### [OBJECTIVE]
Copy out each line of the material below that holds the string "Baseline".
[START OF STORED DATA]
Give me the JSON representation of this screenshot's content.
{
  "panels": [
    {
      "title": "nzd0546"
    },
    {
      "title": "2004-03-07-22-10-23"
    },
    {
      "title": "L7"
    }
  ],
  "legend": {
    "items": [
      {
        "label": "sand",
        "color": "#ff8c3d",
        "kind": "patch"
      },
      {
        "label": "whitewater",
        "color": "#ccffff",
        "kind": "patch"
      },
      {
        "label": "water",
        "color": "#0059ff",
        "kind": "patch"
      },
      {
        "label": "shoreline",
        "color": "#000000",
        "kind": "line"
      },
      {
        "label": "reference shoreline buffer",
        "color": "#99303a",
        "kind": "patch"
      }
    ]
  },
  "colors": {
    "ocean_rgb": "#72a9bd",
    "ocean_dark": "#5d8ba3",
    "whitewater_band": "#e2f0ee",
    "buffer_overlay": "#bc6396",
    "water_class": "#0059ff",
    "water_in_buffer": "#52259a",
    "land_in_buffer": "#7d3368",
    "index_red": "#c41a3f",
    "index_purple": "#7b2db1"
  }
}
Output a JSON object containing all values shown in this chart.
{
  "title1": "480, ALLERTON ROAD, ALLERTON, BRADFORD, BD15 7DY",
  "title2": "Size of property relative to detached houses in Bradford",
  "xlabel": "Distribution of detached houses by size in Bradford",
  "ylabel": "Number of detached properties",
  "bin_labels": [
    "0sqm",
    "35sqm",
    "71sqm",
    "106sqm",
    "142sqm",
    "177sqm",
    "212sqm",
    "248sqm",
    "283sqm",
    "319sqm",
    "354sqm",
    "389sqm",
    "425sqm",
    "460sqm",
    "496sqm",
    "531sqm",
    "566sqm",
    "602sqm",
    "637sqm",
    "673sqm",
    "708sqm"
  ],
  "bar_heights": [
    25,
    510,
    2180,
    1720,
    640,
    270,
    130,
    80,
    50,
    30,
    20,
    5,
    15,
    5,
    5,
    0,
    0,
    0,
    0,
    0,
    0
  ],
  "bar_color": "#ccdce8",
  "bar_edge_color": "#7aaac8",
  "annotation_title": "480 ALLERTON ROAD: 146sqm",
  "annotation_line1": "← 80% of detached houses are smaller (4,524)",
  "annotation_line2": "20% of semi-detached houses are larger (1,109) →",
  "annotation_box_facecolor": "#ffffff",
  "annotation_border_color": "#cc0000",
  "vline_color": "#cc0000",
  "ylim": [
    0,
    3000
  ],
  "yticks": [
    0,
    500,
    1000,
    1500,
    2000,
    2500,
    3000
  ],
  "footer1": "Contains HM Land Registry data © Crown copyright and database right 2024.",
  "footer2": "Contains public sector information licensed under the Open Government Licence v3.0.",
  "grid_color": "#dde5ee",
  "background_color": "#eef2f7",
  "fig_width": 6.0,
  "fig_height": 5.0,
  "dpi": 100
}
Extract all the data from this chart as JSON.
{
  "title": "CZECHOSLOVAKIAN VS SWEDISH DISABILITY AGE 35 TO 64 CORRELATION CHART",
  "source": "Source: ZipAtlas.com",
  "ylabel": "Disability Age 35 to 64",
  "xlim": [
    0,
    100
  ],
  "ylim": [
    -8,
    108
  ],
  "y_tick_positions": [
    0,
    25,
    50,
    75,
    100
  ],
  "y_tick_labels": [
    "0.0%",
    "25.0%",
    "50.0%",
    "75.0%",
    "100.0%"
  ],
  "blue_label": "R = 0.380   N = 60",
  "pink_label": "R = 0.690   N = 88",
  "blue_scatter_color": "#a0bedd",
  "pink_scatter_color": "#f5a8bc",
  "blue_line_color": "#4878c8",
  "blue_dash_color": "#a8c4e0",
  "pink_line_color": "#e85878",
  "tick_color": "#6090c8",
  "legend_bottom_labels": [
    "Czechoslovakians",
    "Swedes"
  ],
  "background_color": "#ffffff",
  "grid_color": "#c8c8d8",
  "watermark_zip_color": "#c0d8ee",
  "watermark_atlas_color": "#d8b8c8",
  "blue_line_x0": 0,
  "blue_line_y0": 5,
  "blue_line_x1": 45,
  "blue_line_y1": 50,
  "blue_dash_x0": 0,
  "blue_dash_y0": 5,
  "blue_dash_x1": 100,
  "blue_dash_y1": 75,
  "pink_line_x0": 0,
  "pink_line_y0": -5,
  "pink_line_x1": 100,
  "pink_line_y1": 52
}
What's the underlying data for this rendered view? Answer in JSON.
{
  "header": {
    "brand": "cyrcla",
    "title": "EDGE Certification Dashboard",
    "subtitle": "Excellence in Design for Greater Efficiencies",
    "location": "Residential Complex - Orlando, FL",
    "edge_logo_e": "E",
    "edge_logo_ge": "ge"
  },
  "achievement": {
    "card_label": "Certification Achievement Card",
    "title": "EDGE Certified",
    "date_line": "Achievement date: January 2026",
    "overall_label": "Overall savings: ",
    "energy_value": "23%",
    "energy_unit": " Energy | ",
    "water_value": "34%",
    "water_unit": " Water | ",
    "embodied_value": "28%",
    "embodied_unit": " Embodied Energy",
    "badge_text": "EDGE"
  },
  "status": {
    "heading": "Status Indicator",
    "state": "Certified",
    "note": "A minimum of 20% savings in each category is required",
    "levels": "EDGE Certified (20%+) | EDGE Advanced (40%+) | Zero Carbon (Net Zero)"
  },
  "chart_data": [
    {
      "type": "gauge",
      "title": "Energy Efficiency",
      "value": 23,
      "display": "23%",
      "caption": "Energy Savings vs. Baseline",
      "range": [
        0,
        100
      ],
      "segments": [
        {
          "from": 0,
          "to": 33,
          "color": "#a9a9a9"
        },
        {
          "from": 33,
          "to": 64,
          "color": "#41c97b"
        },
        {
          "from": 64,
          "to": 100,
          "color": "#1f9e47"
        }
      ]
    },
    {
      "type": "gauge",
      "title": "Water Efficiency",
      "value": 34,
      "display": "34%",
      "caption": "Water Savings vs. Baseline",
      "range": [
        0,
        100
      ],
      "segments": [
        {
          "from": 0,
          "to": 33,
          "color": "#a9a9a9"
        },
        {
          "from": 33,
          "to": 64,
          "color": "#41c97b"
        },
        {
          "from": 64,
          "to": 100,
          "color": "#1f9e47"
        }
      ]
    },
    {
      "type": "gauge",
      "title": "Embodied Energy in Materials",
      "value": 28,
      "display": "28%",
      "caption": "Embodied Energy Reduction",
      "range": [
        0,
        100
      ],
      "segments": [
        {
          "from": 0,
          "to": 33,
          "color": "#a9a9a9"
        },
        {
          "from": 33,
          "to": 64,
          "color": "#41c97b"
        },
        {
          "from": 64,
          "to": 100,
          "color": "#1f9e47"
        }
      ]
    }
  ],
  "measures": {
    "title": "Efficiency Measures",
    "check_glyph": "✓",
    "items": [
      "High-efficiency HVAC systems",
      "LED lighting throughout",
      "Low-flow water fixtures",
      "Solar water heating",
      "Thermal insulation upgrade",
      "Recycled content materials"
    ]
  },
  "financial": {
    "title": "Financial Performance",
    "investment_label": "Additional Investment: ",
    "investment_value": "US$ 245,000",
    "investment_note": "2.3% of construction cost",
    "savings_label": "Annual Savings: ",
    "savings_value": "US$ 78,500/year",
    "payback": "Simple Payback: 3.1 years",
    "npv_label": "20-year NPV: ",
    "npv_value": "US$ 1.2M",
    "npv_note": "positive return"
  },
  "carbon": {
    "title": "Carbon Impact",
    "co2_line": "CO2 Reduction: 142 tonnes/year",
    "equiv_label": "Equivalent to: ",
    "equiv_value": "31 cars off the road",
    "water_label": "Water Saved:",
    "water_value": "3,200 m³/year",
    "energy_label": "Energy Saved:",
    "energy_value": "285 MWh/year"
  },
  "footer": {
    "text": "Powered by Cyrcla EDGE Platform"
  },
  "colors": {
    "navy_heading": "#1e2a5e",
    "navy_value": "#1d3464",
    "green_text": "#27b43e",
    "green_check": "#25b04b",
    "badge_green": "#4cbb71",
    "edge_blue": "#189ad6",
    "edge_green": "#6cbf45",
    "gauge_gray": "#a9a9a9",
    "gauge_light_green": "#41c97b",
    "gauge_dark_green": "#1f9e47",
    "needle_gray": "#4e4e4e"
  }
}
[END OF STORED DATA]
### [WRITTEN REPLY]
      "caption": "Energy Savings vs. Baseline",
      "caption": "Water Savings vs. Baseline",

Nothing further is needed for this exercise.